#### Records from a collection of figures
— BEGIN —

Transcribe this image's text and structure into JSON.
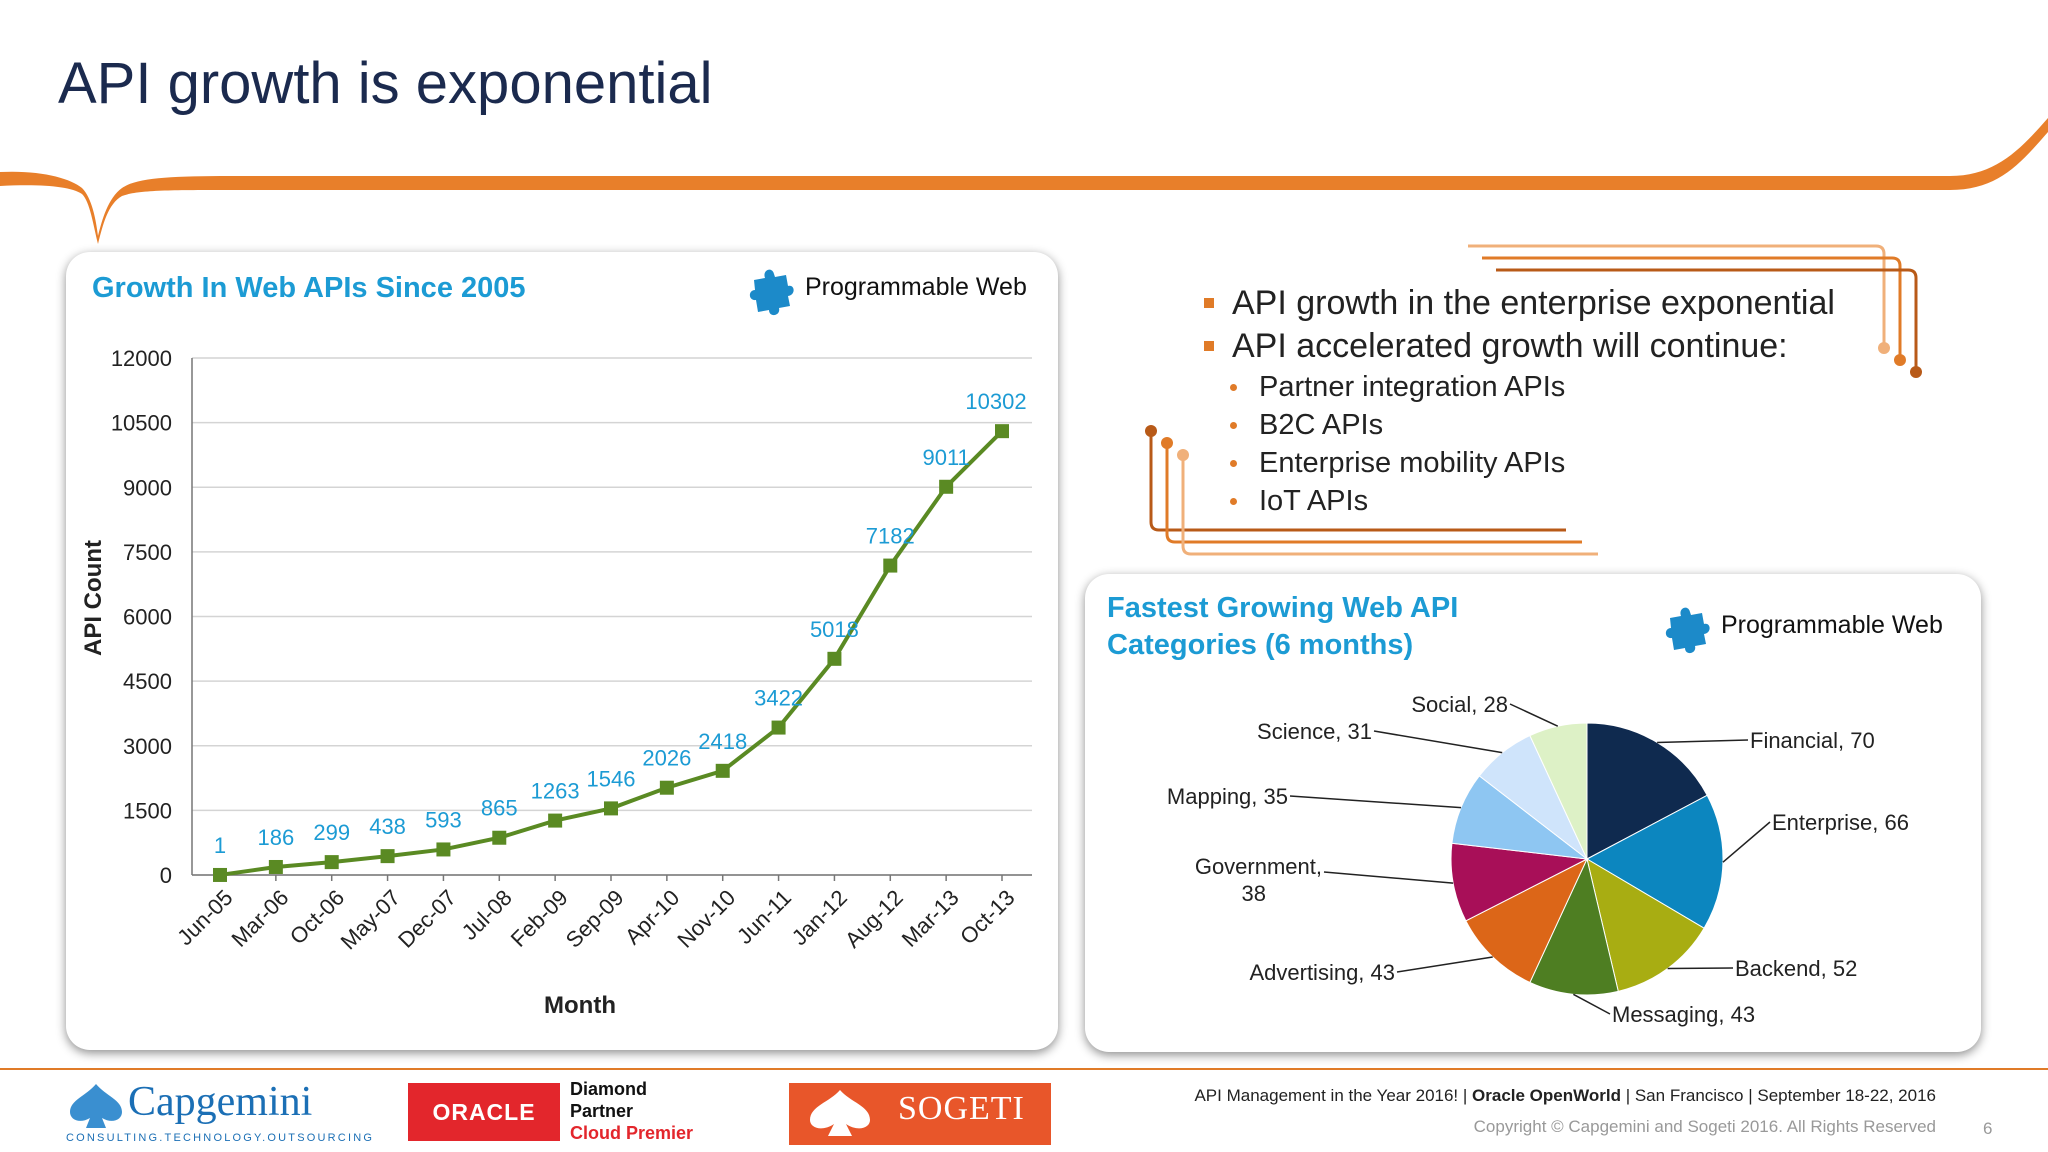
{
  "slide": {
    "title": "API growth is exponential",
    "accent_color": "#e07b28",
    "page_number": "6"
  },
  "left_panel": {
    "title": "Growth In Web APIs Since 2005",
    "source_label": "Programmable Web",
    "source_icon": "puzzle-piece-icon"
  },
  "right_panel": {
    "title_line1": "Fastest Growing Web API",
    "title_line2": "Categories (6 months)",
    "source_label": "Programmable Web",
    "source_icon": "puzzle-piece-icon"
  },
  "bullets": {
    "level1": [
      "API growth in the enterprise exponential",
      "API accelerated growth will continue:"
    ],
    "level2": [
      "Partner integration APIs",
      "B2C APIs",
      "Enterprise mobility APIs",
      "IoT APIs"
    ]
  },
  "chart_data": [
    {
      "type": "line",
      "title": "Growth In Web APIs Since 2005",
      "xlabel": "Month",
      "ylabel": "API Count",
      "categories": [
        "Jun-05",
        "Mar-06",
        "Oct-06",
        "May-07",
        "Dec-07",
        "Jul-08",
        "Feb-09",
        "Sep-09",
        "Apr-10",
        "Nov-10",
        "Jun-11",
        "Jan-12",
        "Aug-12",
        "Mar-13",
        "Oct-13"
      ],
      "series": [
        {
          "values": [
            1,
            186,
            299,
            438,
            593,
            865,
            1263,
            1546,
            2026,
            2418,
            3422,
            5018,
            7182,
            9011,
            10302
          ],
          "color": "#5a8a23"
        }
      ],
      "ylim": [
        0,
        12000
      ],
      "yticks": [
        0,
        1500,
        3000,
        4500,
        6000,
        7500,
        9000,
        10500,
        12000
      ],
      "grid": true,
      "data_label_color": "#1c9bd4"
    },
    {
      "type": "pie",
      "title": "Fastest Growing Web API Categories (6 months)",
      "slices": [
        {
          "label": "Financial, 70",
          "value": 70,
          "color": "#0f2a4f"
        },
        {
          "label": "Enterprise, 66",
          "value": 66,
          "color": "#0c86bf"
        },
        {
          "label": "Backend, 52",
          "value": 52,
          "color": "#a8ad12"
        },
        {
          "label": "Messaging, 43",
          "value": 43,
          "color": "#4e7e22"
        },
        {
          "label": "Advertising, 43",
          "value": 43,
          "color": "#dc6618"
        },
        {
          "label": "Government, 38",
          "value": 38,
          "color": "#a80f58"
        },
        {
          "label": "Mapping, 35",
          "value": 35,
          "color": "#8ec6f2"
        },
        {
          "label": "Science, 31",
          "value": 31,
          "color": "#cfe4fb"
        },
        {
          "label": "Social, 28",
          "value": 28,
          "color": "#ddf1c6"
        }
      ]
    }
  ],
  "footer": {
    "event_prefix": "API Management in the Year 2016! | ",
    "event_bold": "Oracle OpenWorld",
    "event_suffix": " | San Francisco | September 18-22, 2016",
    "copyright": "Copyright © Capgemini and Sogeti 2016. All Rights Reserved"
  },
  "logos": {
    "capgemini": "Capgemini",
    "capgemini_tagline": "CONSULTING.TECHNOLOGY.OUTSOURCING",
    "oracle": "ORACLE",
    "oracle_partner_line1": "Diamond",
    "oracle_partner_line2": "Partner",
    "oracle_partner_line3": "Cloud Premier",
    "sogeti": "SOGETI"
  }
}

— END —

#### Goal
In the entries above, locate every line with the word "exponential" and copy it.

#### Result of this exercise
    "title": "API growth is exponential",
      "API growth in the enterprise exponential",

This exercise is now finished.